» **Aim**
Reproduce the entries below in full, word for word.

» **Data extracted from a collection**
____________________

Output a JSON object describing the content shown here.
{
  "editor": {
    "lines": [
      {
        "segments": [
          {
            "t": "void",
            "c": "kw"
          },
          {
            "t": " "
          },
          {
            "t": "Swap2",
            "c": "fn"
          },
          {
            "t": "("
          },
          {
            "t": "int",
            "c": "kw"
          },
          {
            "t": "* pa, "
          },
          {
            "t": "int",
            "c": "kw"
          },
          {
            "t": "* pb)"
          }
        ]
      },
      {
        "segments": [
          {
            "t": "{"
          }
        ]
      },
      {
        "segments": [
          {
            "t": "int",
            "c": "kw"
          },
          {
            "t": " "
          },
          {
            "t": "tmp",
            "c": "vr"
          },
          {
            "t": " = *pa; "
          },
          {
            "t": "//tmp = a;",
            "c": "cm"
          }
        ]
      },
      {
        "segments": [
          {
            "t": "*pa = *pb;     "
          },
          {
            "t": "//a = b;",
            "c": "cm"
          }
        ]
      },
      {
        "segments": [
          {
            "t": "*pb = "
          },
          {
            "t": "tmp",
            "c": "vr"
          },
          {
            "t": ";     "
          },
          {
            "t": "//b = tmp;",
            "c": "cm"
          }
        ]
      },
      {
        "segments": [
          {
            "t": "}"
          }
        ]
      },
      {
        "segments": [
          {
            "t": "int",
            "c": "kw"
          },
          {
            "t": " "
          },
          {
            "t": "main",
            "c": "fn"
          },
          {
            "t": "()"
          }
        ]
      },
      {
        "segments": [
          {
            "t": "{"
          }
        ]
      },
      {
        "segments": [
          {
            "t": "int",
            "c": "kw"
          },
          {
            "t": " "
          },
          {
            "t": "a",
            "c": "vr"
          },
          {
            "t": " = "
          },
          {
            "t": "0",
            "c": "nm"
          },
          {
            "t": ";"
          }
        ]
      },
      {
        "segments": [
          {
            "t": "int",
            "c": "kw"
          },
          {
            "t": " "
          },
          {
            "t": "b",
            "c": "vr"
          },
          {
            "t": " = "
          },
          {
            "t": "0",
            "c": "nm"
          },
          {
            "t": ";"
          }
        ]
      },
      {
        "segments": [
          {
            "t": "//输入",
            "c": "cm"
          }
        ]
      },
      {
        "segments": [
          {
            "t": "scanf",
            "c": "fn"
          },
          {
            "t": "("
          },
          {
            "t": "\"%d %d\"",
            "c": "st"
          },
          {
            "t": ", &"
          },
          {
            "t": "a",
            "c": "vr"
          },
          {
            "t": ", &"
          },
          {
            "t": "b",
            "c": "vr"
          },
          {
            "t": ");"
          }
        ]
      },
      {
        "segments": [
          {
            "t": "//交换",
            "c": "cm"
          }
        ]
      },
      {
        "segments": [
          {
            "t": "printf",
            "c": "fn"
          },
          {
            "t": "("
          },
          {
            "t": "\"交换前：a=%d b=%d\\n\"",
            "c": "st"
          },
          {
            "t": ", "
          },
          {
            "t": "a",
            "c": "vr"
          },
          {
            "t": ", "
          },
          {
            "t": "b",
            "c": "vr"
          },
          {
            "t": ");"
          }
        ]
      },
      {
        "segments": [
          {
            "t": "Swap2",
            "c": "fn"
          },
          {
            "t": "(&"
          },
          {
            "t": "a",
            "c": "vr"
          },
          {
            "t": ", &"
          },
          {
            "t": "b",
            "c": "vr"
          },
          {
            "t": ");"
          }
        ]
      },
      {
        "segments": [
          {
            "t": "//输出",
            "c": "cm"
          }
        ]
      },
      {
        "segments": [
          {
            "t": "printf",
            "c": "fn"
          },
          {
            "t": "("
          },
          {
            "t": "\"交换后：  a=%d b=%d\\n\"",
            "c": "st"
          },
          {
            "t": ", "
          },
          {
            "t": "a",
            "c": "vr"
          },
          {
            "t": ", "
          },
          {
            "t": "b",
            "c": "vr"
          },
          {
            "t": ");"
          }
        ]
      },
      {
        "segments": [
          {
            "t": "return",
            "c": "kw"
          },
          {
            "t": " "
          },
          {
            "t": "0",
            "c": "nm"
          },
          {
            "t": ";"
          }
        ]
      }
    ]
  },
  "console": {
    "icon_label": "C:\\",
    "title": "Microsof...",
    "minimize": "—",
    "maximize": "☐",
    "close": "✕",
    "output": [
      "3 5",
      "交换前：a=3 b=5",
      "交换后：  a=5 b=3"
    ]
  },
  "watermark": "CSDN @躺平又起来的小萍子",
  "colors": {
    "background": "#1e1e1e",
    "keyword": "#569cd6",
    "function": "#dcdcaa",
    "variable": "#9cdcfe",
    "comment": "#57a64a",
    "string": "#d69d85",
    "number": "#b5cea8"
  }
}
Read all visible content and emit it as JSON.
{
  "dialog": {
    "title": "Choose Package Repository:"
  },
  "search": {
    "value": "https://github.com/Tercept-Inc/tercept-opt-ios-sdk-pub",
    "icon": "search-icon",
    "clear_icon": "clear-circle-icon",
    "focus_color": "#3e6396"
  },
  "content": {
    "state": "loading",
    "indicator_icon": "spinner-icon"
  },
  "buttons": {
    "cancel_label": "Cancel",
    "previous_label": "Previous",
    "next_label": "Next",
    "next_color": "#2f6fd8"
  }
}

____________________

» **Solved problem**
Output a JSON object describing the content shown here.
{
  "editor": {
    "lines": [
      {
        "segments": [
          {
            "t": "void",
            "c": "kw"
          },
          {
            "t": " "
          },
          {
            "t": "Swap2",
            "c": "fn"
          },
          {
            "t": "("
          },
          {
            "t": "int",
            "c": "kw"
          },
          {
            "t": "* pa, "
          },
          {
            "t": "int",
            "c": "kw"
          },
          {
            "t": "* pb)"
          }
        ]
      },
      {
        "segments": [
          {
            "t": "{"
          }
        ]
      },
      {
        "segments": [
          {
            "t": "int",
            "c": "kw"
          },
          {
            "t": " "
          },
          {
            "t": "tmp",
            "c": "vr"
          },
          {
            "t": " = *pa; "
          },
          {
            "t": "//tmp = a;",
            "c": "cm"
          }
        ]
      },
      {
        "segments": [
          {
            "t": "*pa = *pb;     "
          },
          {
            "t": "//a = b;",
            "c": "cm"
          }
        ]
      },
      {
        "segments": [
          {
            "t": "*pb = "
          },
          {
            "t": "tmp",
            "c": "vr"
          },
          {
            "t": ";     "
          },
          {
            "t": "//b = tmp;",
            "c": "cm"
          }
        ]
      },
      {
        "segments": [
          {
            "t": "}"
          }
        ]
      },
      {
        "segments": [
          {
            "t": "int",
            "c": "kw"
          },
          {
            "t": " "
          },
          {
            "t": "main",
            "c": "fn"
          },
          {
            "t": "()"
          }
        ]
      },
      {
        "segments": [
          {
            "t": "{"
          }
        ]
      },
      {
        "segments": [
          {
            "t": "int",
            "c": "kw"
          },
          {
            "t": " "
          },
          {
            "t": "a",
            "c": "vr"
          },
          {
            "t": " = "
          },
          {
            "t": "0",
            "c": "nm"
          },
          {
            "t": ";"
          }
        ]
      },
      {
        "segments": [
          {
            "t": "int",
            "c": "kw"
          },
          {
            "t": " "
          },
          {
            "t": "b",
            "c": "vr"
          },
          {
            "t": " = "
          },
          {
            "t": "0",
            "c": "nm"
          },
          {
            "t": ";"
          }
        ]
      },
      {
        "segments": [
          {
            "t": "//输入",
            "c": "cm"
          }
        ]
      },
      {
        "segments": [
          {
            "t": "scanf",
            "c": "fn"
          },
          {
            "t": "("
          },
          {
            "t": "\"%d %d\"",
            "c": "st"
          },
          {
            "t": ", &"
          },
          {
            "t": "a",
            "c": "vr"
          },
          {
            "t": ", &"
          },
          {
            "t": "b",
            "c": "vr"
          },
          {
            "t": ");"
          }
        ]
      },
      {
        "segments": [
          {
            "t": "//交换",
            "c": "cm"
          }
        ]
      },
      {
        "segments": [
          {
            "t": "printf",
            "c": "fn"
          },
          {
            "t": "("
          },
          {
            "t": "\"交换前：a=%d b=%d\\n\"",
            "c": "st"
          },
          {
            "t": ", "
          },
          {
            "t": "a",
            "c": "vr"
          },
          {
            "t": ", "
          },
          {
            "t": "b",
            "c": "vr"
          },
          {
            "t": ");"
          }
        ]
      },
      {
        "segments": [
          {
            "t": "Swap2",
            "c": "fn"
          },
          {
            "t": "(&"
          },
          {
            "t": "a",
            "c": "vr"
          },
          {
            "t": ", &"
          },
          {
            "t": "b",
            "c": "vr"
          },
          {
            "t": ");"
          }
        ]
      },
      {
        "segments": [
          {
            "t": "//输出",
            "c": "cm"
          }
        ]
      },
      {
        "segments": [
          {
            "t": "printf",
            "c": "fn"
          },
          {
            "t": "("
          },
          {
            "t": "\"交换后：  a=%d b=%d\\n\"",
            "c": "st"
          },
          {
            "t": ", "
          },
          {
            "t": "a",
            "c": "vr"
          },
          {
            "t": ", "
          },
          {
            "t": "b",
            "c": "vr"
          },
          {
            "t": ");"
          }
        ]
      },
      {
        "segments": [
          {
            "t": "return",
            "c": "kw"
          },
          {
            "t": " "
          },
          {
            "t": "0",
            "c": "nm"
          },
          {
            "t": ";"
          }
        ]
      }
    ]
  },
  "console": {
    "icon_label": "C:\\",
    "title": "Microsof...",
    "minimize": "—",
    "maximize": "☐",
    "close": "✕",
    "output": [
      "3 5",
      "交换前：a=3 b=5",
      "交换后：  a=5 b=3"
    ]
  },
  "watermark": "CSDN @躺平又起来的小萍子",
  "colors": {
    "background": "#1e1e1e",
    "keyword": "#569cd6",
    "function": "#dcdcaa",
    "variable": "#9cdcfe",
    "comment": "#57a64a",
    "string": "#d69d85",
    "number": "#b5cea8"
  }
}
Read all visible content and emit it as JSON.
{
  "dialog": {
    "title": "Choose Package Repository:"
  },
  "search": {
    "value": "https://github.com/Tercept-Inc/tercept-opt-ios-sdk-pub",
    "icon": "search-icon",
    "clear_icon": "clear-circle-icon",
    "focus_color": "#3e6396"
  },
  "content": {
    "state": "loading",
    "indicator_icon": "spinner-icon"
  },
  "buttons": {
    "cancel_label": "Cancel",
    "previous_label": "Previous",
    "next_label": "Next",
    "next_color": "#2f6fd8"
  }
}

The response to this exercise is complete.